(Problem to work on): Could you write out the records below exactly as they appear?
[Supplied material start]
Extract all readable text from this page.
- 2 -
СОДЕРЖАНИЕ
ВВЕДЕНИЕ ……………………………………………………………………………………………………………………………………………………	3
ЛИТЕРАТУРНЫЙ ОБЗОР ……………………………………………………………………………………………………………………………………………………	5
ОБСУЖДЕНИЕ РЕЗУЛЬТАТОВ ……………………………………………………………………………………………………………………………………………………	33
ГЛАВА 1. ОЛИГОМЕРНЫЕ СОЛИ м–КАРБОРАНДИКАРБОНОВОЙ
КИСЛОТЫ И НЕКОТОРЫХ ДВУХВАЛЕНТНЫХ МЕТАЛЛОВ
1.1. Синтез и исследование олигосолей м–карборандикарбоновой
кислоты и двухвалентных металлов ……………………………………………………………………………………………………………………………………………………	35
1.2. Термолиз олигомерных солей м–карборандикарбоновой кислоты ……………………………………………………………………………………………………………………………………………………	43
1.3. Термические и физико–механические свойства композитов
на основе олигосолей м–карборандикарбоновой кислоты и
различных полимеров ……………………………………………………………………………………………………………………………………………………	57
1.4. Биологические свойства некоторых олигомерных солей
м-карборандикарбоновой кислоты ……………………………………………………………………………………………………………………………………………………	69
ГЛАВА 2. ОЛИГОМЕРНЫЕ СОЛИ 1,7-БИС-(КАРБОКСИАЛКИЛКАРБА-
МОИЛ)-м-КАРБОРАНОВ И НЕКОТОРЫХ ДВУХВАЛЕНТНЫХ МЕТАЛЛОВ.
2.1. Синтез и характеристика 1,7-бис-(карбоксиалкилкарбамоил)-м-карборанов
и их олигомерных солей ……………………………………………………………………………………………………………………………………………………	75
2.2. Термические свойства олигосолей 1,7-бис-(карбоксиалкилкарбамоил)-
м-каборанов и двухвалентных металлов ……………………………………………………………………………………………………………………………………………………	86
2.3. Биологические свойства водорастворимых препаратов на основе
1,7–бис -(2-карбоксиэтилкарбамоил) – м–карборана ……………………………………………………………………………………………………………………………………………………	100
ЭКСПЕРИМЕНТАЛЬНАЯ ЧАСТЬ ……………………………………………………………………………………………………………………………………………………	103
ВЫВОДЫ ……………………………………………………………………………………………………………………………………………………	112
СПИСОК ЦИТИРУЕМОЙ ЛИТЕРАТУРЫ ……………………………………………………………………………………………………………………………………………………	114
[Supplied material end]
(Answer below):
Extract all readable text from this page.
- 2 -
СОДЕРЖАНИЕ
ВВЕДЕНИЕ ……………………………………………………………………………………………………………………………………………………	3
ЛИТЕРАТУРНЫЙ ОБЗОР ……………………………………………………………………………………………………………………………………………………	5
ОБСУЖДЕНИЕ РЕЗУЛЬТАТОВ ……………………………………………………………………………………………………………………………………………………	33
ГЛАВА 1. ОЛИГОМЕРНЫЕ СОЛИ м–КАРБОРАНДИКАРБОНОВОЙ
КИСЛОТЫ И НЕКОТОРЫХ ДВУХВАЛЕНТНЫХ МЕТАЛЛОВ
1.1. Синтез и исследование олигосолей м–карборандикарбоновой
кислоты и двухвалентных металлов ……………………………………………………………………………………………………………………………………………………	35
1.2. Термолиз олигомерных солей м–карборандикарбоновой кислоты ……………………………………………………………………………………………………………………………………………………	43
1.3. Термические и физико–механические свойства композитов
на основе олигосолей м–карборандикарбоновой кислоты и
различных полимеров ……………………………………………………………………………………………………………………………………………………	57
1.4. Биологические свойства некоторых олигомерных солей
м-карборандикарбоновой кислоты ……………………………………………………………………………………………………………………………………………………	69
ГЛАВА 2. ОЛИГОМЕРНЫЕ СОЛИ 1,7-БИС-(КАРБОКСИАЛКИЛКАРБА-
МОИЛ)-м-КАРБОРАНОВ И НЕКОТОРЫХ ДВУХВАЛЕНТНЫХ МЕТАЛЛОВ.
2.1. Синтез и характеристика 1,7-бис-(карбоксиалкилкарбамоил)-м-карборанов
и их олигомерных солей ……………………………………………………………………………………………………………………………………………………	75
2.2. Термические свойства олигосолей 1,7-бис-(карбоксиалкилкарбамоил)-
м-каборанов и двухвалентных металлов ……………………………………………………………………………………………………………………………………………………	86
2.3. Биологические свойства водорастворимых препаратов на основе
1,7–бис -(2-карбоксиэтилкарбамоил) – м–карборана ……………………………………………………………………………………………………………………………………………………	100
ЭКСПЕРИМЕНТАЛЬНАЯ ЧАСТЬ ……………………………………………………………………………………………………………………………………………………	103
ВЫВОДЫ ……………………………………………………………………………………………………………………………………………………	112
СПИСОК ЦИТИРУЕМОЙ ЛИТЕРАТУРЫ ……………………………………………………………………………………………………………………………………………………	114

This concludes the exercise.